▶ _What to produce_
Count the lines in the records below that contain the word "glace", and give only that number.

(Data entries)
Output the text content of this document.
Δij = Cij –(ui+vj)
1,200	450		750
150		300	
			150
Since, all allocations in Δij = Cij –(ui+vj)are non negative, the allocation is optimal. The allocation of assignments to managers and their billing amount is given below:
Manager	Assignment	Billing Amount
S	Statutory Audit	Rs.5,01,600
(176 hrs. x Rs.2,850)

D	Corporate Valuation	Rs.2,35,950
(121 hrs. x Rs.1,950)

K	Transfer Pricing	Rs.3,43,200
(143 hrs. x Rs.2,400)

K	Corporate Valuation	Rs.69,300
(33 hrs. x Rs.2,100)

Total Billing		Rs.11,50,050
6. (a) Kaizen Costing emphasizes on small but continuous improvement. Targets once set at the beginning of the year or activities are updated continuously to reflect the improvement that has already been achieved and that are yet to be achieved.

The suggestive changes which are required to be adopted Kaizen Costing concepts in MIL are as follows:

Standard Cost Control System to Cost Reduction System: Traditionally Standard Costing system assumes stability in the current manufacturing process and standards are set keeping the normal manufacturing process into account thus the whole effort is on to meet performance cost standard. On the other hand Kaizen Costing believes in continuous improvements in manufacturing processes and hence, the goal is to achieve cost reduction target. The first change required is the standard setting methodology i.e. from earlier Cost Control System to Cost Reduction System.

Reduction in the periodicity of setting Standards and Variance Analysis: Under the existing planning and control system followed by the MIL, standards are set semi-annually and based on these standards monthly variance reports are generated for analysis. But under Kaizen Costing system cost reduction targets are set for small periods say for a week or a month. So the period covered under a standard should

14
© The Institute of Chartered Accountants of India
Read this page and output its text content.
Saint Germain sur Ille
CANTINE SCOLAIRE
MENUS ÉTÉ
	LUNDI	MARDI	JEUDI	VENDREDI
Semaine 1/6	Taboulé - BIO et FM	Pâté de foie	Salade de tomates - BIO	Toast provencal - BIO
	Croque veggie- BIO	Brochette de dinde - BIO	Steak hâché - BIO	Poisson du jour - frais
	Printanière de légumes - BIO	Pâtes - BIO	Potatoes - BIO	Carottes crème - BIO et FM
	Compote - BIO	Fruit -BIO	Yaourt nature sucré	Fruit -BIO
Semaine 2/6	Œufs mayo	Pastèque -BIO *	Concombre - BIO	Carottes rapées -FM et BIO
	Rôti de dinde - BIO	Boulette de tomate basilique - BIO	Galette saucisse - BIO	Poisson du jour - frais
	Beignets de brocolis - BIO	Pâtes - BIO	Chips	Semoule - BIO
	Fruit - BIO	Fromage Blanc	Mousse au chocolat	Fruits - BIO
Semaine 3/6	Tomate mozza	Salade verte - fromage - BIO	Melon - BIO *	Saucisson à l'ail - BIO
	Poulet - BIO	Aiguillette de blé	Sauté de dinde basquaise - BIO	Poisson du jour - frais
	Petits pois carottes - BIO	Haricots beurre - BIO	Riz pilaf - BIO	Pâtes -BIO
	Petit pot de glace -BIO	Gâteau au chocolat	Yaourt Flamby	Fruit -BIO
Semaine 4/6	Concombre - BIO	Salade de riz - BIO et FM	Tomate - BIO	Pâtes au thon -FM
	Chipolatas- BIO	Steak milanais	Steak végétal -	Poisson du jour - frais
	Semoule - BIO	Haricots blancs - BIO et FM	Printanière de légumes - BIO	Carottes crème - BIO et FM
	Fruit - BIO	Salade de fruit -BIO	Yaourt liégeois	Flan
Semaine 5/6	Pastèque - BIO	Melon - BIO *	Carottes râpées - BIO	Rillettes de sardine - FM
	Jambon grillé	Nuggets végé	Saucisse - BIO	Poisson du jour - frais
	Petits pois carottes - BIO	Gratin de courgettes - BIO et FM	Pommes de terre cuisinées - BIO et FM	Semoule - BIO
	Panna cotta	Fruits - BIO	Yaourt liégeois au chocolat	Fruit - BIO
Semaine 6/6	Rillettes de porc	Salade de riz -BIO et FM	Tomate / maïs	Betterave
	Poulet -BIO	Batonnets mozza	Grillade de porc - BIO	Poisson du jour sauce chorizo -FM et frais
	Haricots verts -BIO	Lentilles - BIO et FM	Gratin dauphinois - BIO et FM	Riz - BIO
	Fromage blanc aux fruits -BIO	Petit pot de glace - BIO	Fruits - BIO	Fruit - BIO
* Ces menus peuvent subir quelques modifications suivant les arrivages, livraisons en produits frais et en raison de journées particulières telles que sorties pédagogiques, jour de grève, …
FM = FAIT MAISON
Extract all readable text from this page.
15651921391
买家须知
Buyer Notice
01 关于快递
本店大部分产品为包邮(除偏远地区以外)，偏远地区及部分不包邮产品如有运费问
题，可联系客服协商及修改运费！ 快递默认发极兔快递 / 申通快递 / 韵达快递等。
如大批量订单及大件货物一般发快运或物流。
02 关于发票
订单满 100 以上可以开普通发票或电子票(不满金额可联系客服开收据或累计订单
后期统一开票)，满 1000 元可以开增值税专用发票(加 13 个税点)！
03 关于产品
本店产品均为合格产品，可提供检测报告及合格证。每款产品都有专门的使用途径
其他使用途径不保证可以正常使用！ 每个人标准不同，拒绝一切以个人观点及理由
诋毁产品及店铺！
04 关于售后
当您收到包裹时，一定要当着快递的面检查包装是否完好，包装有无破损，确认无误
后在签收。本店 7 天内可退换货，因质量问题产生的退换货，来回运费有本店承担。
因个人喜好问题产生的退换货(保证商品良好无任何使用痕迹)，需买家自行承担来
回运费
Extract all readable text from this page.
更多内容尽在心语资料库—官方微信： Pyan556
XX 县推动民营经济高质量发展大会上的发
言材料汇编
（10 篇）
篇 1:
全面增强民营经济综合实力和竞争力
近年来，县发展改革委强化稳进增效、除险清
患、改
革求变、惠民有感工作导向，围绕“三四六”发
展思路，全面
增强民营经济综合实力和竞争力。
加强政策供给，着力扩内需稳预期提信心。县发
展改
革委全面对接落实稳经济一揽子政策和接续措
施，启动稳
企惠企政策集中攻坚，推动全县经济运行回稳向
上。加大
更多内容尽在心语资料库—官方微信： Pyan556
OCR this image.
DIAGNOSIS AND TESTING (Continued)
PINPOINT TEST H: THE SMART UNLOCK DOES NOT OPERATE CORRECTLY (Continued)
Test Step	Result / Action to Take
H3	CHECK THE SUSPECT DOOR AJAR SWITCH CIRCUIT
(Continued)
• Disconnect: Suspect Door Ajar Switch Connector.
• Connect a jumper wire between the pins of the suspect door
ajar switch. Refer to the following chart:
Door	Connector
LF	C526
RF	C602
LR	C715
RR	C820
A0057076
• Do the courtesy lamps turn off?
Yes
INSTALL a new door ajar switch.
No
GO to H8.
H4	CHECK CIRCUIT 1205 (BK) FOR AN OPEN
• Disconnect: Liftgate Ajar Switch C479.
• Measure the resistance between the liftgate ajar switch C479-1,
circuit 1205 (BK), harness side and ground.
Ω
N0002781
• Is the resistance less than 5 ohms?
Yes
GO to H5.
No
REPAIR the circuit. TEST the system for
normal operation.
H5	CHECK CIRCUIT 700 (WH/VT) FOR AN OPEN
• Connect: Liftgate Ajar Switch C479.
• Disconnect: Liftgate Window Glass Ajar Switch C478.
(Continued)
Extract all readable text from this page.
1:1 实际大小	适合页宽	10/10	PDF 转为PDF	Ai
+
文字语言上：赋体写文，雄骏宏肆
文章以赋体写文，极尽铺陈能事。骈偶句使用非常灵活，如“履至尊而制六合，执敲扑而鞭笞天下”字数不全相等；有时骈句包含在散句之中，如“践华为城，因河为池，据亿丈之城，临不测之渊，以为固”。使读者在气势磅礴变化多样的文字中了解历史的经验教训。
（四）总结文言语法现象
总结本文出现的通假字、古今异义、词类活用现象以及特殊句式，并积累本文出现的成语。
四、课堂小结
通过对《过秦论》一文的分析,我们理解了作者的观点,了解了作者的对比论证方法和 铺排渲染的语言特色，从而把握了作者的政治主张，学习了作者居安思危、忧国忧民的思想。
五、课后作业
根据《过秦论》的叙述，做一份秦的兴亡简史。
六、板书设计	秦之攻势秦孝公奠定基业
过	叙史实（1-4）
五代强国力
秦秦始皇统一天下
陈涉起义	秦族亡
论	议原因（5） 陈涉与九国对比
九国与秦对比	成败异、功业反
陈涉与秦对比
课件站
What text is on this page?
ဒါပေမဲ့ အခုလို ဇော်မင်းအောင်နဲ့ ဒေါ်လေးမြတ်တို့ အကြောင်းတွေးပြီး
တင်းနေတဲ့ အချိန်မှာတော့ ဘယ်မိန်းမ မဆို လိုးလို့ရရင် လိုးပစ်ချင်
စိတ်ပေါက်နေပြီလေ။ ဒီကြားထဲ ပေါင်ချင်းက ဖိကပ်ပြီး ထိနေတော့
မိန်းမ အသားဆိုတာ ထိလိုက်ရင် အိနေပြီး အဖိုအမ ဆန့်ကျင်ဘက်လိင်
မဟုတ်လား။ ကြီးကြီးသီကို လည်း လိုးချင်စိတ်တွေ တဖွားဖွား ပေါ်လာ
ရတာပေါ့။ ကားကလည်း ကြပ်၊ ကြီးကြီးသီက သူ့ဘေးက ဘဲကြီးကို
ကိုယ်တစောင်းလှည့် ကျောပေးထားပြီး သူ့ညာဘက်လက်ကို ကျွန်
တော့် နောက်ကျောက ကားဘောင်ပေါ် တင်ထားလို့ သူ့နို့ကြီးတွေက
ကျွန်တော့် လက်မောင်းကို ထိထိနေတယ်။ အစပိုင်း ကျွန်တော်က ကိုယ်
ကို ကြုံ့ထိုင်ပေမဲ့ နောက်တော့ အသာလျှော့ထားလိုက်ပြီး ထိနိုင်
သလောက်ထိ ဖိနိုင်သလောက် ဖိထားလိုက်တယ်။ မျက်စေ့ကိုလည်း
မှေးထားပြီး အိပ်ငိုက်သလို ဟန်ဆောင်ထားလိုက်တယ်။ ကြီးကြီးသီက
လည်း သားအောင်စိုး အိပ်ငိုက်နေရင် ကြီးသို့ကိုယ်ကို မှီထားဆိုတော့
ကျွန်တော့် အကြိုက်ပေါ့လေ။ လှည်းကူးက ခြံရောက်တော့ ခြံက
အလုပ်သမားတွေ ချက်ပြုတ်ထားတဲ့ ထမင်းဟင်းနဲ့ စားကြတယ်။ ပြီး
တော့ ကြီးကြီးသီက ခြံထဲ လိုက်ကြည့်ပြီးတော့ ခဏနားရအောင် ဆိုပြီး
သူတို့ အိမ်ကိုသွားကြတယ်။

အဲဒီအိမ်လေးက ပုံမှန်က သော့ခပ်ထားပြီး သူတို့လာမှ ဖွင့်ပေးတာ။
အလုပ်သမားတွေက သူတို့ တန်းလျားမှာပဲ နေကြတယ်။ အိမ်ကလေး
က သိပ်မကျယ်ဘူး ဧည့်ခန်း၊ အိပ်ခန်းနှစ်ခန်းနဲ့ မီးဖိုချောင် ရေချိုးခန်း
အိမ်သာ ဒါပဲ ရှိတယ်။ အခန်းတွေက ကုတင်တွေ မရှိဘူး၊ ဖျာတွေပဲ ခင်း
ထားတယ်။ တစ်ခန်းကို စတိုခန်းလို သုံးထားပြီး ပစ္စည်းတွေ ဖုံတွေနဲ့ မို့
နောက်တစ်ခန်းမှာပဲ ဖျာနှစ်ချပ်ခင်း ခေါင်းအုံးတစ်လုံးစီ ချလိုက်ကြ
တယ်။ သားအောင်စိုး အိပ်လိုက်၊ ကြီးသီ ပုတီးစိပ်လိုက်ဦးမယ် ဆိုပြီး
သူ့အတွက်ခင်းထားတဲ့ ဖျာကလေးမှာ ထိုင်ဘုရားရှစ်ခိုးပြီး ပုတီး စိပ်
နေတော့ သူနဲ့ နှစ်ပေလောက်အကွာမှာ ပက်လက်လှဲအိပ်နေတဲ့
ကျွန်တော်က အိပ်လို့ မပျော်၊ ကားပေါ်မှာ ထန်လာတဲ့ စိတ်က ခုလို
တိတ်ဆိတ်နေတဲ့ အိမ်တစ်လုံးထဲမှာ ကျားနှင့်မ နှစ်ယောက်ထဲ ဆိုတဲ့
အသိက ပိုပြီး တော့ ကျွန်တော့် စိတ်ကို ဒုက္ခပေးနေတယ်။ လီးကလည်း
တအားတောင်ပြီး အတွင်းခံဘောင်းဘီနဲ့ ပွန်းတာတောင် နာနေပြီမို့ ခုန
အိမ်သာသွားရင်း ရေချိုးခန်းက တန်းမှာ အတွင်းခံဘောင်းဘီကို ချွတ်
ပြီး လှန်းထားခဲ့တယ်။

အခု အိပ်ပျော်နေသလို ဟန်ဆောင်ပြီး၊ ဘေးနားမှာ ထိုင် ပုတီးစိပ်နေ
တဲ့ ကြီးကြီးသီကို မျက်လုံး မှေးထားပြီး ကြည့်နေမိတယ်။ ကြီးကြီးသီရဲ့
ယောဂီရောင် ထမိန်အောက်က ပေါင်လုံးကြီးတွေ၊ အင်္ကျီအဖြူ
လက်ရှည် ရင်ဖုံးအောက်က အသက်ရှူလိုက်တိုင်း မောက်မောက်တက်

▶ _Exercise output_
2